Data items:
— Begin —

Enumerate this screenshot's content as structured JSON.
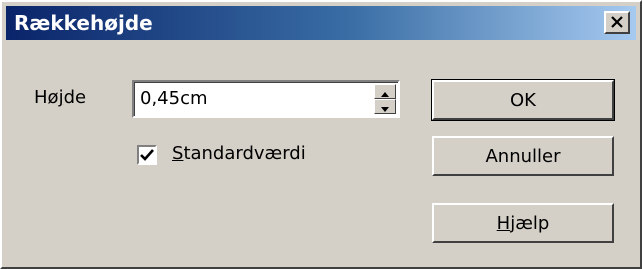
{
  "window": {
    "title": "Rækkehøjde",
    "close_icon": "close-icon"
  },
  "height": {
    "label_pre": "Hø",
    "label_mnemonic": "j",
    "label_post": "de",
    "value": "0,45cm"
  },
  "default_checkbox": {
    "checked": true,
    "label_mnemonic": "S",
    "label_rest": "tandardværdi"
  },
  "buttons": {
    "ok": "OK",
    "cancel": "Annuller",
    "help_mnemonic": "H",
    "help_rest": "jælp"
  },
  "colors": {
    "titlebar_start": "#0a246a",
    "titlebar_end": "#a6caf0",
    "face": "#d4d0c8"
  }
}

— End —
— Begin —

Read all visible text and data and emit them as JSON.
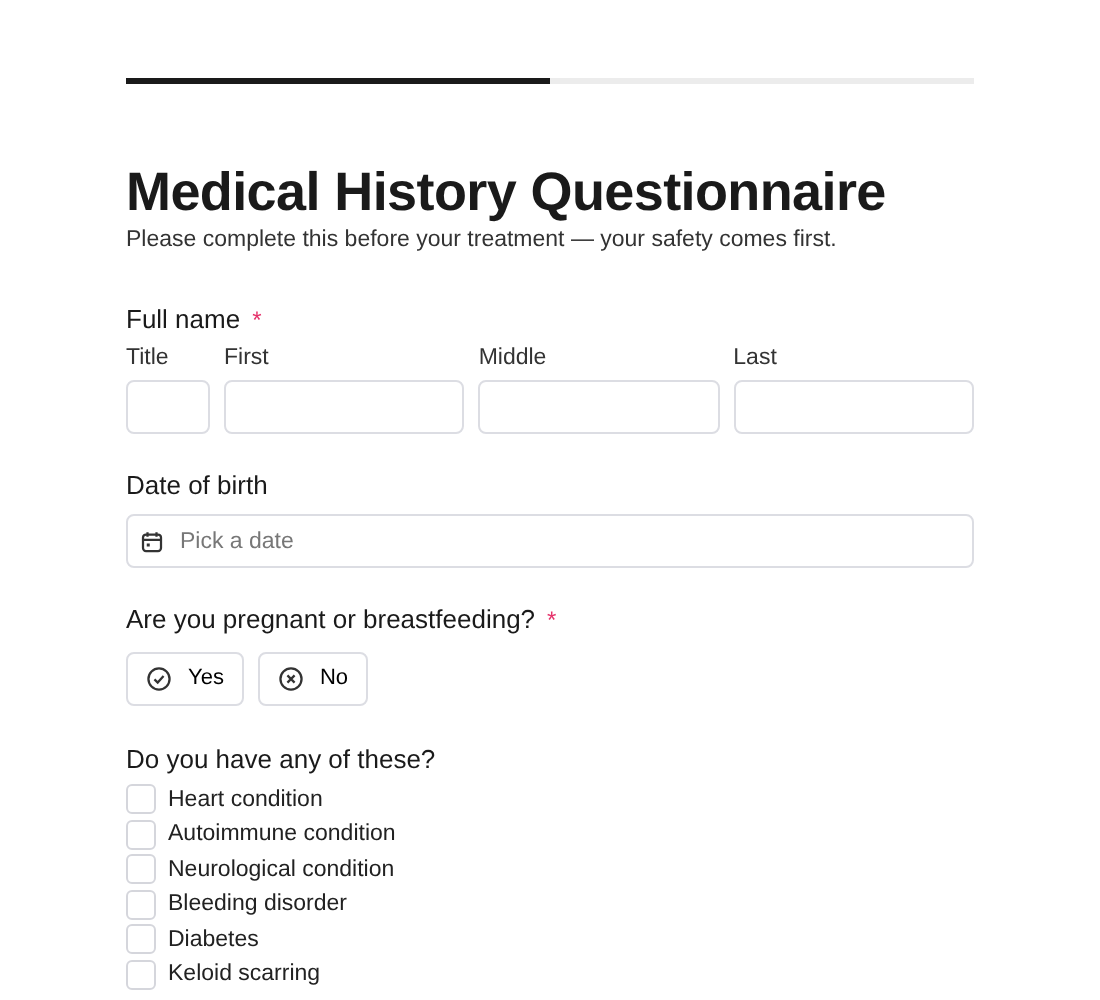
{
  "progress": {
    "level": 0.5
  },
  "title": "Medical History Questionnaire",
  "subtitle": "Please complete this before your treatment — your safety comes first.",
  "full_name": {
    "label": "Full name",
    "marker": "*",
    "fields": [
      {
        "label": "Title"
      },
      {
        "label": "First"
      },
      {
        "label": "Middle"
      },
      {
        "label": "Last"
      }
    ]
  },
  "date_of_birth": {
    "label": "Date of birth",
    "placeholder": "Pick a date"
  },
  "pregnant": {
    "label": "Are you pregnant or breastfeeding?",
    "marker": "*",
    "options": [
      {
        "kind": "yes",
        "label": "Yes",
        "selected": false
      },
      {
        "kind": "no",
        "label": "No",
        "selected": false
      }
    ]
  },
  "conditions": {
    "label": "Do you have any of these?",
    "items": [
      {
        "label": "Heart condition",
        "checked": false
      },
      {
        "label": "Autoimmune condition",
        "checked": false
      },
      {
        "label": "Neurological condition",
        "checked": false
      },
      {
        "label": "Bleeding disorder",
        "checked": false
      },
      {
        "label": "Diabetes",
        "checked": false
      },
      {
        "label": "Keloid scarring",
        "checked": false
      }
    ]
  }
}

— End —

Filter the records, keeping only lines that contain "pregnant", and show those lines.

# [WRITTEN REPLY]
  "pregnant": {
    "label": "Are you pregnant or breastfeeding?",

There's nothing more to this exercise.